• Problem to work on:
Copy everything in the material from the line containing "y-tick-label: 4 — [27, 627, 33, 638]" down to the line containing "chart-title: Value Function", including both of those lines, exactly as they appear.
#### Data rows
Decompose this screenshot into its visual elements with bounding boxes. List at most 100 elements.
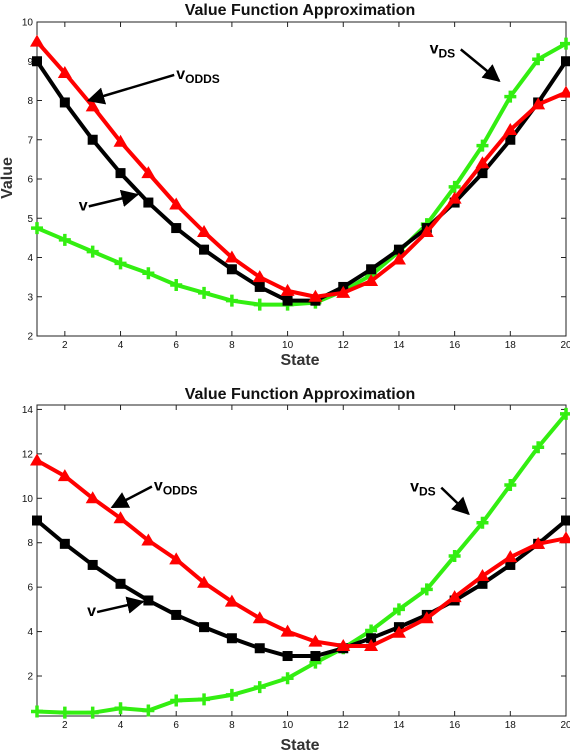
y-tick-label: 4 — [27, 627, 33, 638]
data-point — [115, 578, 126, 589]
x-tick-label: 10 — [282, 720, 294, 731]
data-point — [199, 244, 210, 255]
top-chart: Value Function Approximation State Value… — [0, 2, 570, 369]
x-axis-label: State — [280, 352, 319, 369]
annotation-arrow — [86, 73, 175, 105]
annotation-v: v — [87, 603, 96, 620]
data-point — [57, 469, 72, 482]
data-point — [197, 575, 212, 588]
x-tick-label: 4 — [118, 340, 124, 351]
data-point — [171, 223, 182, 234]
data-point — [199, 622, 210, 633]
chart-title: Value Function Approximation — [185, 386, 416, 403]
x-tick-label: 10 — [282, 340, 294, 351]
data-point — [87, 134, 98, 145]
annotation-v-ds: vDS — [430, 40, 456, 60]
annotation-arrow — [88, 189, 139, 208]
data-point — [280, 283, 295, 296]
data-point — [475, 569, 490, 582]
y-tick-label: 8 — [27, 96, 33, 107]
x-tick-label: 6 — [173, 340, 179, 351]
annotation-arrow — [459, 48, 501, 82]
series-v — [32, 515, 570, 662]
x-tick-label: 14 — [393, 340, 405, 351]
data-point — [560, 407, 570, 420]
data-point — [85, 99, 100, 112]
data-point — [114, 702, 127, 715]
x-axis-label: State — [280, 737, 319, 752]
annotation-arrow — [440, 486, 470, 516]
data-point — [477, 578, 488, 589]
data-point — [503, 122, 518, 135]
x-tick-label: 2 — [62, 340, 68, 351]
data-point — [170, 278, 183, 291]
data-point — [141, 533, 156, 546]
data-point — [475, 156, 490, 169]
annotation-v-odds: vODDS — [154, 478, 198, 498]
annotation-subscript: DS — [438, 46, 455, 60]
data-point — [310, 651, 321, 662]
data-point — [58, 706, 71, 719]
data-point — [448, 180, 461, 193]
data-point — [419, 611, 434, 624]
annotation-subscript: ODDS — [185, 72, 220, 86]
x-tick-label: 20 — [560, 340, 570, 351]
data-point — [85, 491, 100, 504]
data-point — [198, 286, 211, 299]
data-point — [113, 134, 128, 147]
data-point — [254, 281, 265, 292]
data-point — [364, 274, 379, 287]
data-point — [447, 590, 462, 603]
y-tick-label: 9 — [27, 57, 33, 68]
x-tick-label: 14 — [393, 720, 405, 731]
data-point — [253, 298, 266, 311]
data-point — [281, 672, 294, 685]
data-point — [114, 257, 127, 270]
data-point — [336, 639, 351, 652]
data-point — [197, 224, 212, 237]
data-point — [252, 611, 267, 624]
annotation-v-ds: vDS — [410, 479, 436, 499]
data-point — [86, 706, 99, 719]
x-tick-label: 12 — [338, 720, 350, 731]
data-point — [58, 233, 71, 246]
annotation-subscript: DS — [419, 485, 436, 499]
data-point — [143, 595, 154, 606]
x-tick-label: 2 — [62, 720, 68, 731]
data-point — [282, 295, 293, 306]
data-point — [391, 625, 406, 638]
data-point — [59, 97, 70, 108]
bottom-chart: Value Function Approximation State 2 4 6 8 1… — [22, 386, 570, 752]
annotation-arrow — [110, 485, 153, 509]
y-tick-label: 2 — [27, 332, 33, 343]
y-tick-label: 8 — [27, 538, 33, 549]
x-tick-label: 16 — [449, 340, 461, 351]
data-point — [225, 294, 238, 307]
data-point — [171, 609, 182, 620]
data-point — [57, 66, 72, 79]
data-point — [448, 550, 461, 563]
data-point — [364, 639, 379, 652]
data-point — [531, 97, 546, 110]
x-tick-label: 18 — [505, 340, 517, 351]
data-point — [561, 56, 570, 67]
data-point — [169, 197, 184, 210]
data-point — [391, 252, 406, 265]
data-point — [86, 245, 99, 258]
x-tick-label: 6 — [173, 720, 179, 731]
data-point — [532, 441, 545, 454]
annotation-arrow — [96, 596, 145, 614]
annotation-v: v — [79, 197, 88, 214]
y-tick-label: 3 — [27, 292, 33, 303]
data-point — [336, 285, 351, 298]
data-point — [531, 536, 546, 549]
y-tick-label: 4 — [27, 253, 33, 264]
data-point — [226, 633, 237, 644]
data-point — [560, 37, 570, 50]
series-line — [36, 458, 567, 649]
data-point — [141, 166, 156, 179]
y-tick-label: 6 — [27, 583, 33, 594]
y-tick-label: 5 — [27, 214, 33, 225]
series-line — [36, 412, 568, 715]
data-point — [282, 651, 293, 662]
########
• Solved exercise:
y-tick-label: 4 — [27, 627, 33, 638]
data-point — [115, 578, 126, 589]
x-tick-label: 10 — [282, 720, 294, 731]
data-point — [199, 244, 210, 255]
top-chart: Value Function Approximation State Value… — [0, 2, 570, 369]
x-axis-label: State — [280, 352, 319, 369]
annotation-arrow — [86, 73, 175, 105]
annotation-v: v — [87, 603, 96, 620]
data-point — [57, 469, 72, 482]
data-point — [197, 575, 212, 588]
x-tick-label: 4 — [118, 340, 124, 351]
data-point — [171, 223, 182, 234]
data-point — [199, 622, 210, 633]
chart-title: Value Function Approximation — [185, 386, 416, 403]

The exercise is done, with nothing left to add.